_Set problem:_
Take the data that follows and retype it word for word.

Collected data entries:
________________________________________
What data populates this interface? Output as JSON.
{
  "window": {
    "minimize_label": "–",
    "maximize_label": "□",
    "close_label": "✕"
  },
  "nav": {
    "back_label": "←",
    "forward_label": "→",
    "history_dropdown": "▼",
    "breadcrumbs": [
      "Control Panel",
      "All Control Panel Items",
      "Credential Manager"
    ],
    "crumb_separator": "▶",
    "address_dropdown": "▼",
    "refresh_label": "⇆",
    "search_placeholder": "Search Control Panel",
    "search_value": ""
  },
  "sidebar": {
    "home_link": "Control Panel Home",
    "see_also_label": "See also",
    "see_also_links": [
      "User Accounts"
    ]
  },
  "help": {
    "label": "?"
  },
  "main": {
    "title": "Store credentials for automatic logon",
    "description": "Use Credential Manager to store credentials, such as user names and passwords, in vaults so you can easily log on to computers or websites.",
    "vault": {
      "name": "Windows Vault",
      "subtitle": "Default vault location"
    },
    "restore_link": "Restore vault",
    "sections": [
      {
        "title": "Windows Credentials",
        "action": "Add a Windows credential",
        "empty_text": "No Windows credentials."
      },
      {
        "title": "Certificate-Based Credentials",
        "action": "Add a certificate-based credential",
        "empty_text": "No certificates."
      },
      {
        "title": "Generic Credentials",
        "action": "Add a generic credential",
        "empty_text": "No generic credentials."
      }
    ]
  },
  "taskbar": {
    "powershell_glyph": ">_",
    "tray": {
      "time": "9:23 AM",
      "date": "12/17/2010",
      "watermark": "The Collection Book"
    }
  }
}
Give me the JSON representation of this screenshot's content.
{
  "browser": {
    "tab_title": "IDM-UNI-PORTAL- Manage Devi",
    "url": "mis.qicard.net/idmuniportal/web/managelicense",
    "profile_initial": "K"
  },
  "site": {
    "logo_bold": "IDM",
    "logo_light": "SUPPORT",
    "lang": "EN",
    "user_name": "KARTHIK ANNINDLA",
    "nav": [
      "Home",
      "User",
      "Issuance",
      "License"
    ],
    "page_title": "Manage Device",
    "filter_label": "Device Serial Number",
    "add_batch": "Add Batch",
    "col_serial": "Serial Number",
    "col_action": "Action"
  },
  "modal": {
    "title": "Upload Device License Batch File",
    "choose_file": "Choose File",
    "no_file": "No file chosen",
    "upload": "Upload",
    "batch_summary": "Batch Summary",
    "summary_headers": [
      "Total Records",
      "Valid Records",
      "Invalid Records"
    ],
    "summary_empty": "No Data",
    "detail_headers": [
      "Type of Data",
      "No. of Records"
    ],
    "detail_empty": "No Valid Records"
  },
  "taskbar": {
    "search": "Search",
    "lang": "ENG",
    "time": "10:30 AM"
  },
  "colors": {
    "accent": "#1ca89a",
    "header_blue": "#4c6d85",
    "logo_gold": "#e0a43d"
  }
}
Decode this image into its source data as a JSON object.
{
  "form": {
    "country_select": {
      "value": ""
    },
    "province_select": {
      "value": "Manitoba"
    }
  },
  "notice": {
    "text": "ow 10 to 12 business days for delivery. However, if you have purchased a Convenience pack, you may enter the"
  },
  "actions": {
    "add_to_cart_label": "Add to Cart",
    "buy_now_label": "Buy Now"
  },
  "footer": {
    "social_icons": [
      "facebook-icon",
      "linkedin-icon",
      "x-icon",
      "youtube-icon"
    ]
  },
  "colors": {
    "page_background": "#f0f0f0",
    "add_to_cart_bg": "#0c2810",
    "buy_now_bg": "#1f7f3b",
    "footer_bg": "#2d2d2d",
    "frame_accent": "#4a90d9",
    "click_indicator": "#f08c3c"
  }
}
________________________________________
_Answer to the exercise:_
What data populates this interface? Output as JSON.
{
  "window": {
    "minimize_label": "–",
    "maximize_label": "□",
    "close_label": "✕"
  },
  "nav": {
    "back_label": "←",
    "forward_label": "→",
    "history_dropdown": "▼",
    "breadcrumbs": [
      "Control Panel",
      "All Control Panel Items",
      "Credential Manager"
    ],
    "crumb_separator": "▶",
    "address_dropdown": "▼",
    "refresh_label": "⇆",
    "search_placeholder": "Search Control Panel",
    "search_value": ""
  },
  "sidebar": {
    "home_link": "Control Panel Home",
    "see_also_label": "See also",
    "see_also_links": [
      "User Accounts"
    ]
  },
  "help": {
    "label": "?"
  },
  "main": {
    "title": "Store credentials for automatic logon",
    "description": "Use Credential Manager to store credentials, such as user names and passwords, in vaults so you can easily log on to computers or websites.",
    "vault": {
      "name": "Windows Vault",
      "subtitle": "Default vault location"
    },
    "restore_link": "Restore vault",
    "sections": [
      {
        "title": "Windows Credentials",
        "action": "Add a Windows credential",
        "empty_text": "No Windows credentials."
      },
      {
        "title": "Certificate-Based Credentials",
        "action": "Add a certificate-based credential",
        "empty_text": "No certificates."
      },
      {
        "title": "Generic Credentials",
        "action": "Add a generic credential",
        "empty_text": "No generic credentials."
      }
    ]
  },
  "taskbar": {
    "powershell_glyph": ">_",
    "tray": {
      "time": "9:23 AM",
      "date": "12/17/2010",
      "watermark": "The Collection Book"
    }
  }
}
Give me the JSON representation of this screenshot's content.
{
  "browser": {
    "tab_title": "IDM-UNI-PORTAL- Manage Devi",
    "url": "mis.qicard.net/idmuniportal/web/managelicense",
    "profile_initial": "K"
  },
  "site": {
    "logo_bold": "IDM",
    "logo_light": "SUPPORT",
    "lang": "EN",
    "user_name": "KARTHIK ANNINDLA",
    "nav": [
      "Home",
      "User",
      "Issuance",
      "License"
    ],
    "page_title": "Manage Device",
    "filter_label": "Device Serial Number",
    "add_batch": "Add Batch",
    "col_serial": "Serial Number",
    "col_action": "Action"
  },
  "modal": {
    "title": "Upload Device License Batch File",
    "choose_file": "Choose File",
    "no_file": "No file chosen",
    "upload": "Upload",
    "batch_summary": "Batch Summary",
    "summary_headers": [
      "Total Records",
      "Valid Records",
      "Invalid Records"
    ],
    "summary_empty": "No Data",
    "detail_headers": [
      "Type of Data",
      "No. of Records"
    ],
    "detail_empty": "No Valid Records"
  },
  "taskbar": {
    "search": "Search",
    "lang": "ENG",
    "time": "10:30 AM"
  },
  "colors": {
    "accent": "#1ca89a",
    "header_blue": "#4c6d85",
    "logo_gold": "#e0a43d"
  }
}
Decode this image into its source data as a JSON object.
{
  "form": {
    "country_select": {
      "value": ""
    },
    "province_select": {
      "value": "Manitoba"
    }
  },
  "notice": {
    "text": "ow 10 to 12 business days for delivery. However, if you have purchased a Convenience pack, you may enter the"
  },
  "actions": {
    "add_to_cart_label": "Add to Cart",
    "buy_now_label": "Buy Now"
  },
  "footer": {
    "social_icons": [
      "facebook-icon",
      "linkedin-icon",
      "x-icon",
      "youtube-icon"
    ]
  },
  "colors": {
    "page_background": "#f0f0f0",
    "add_to_cart_bg": "#0c2810",
    "buy_now_bg": "#1f7f3b",
    "footer_bg": "#2d2d2d",
    "frame_accent": "#4a90d9",
    "click_indicator": "#f08c3c"
  }
}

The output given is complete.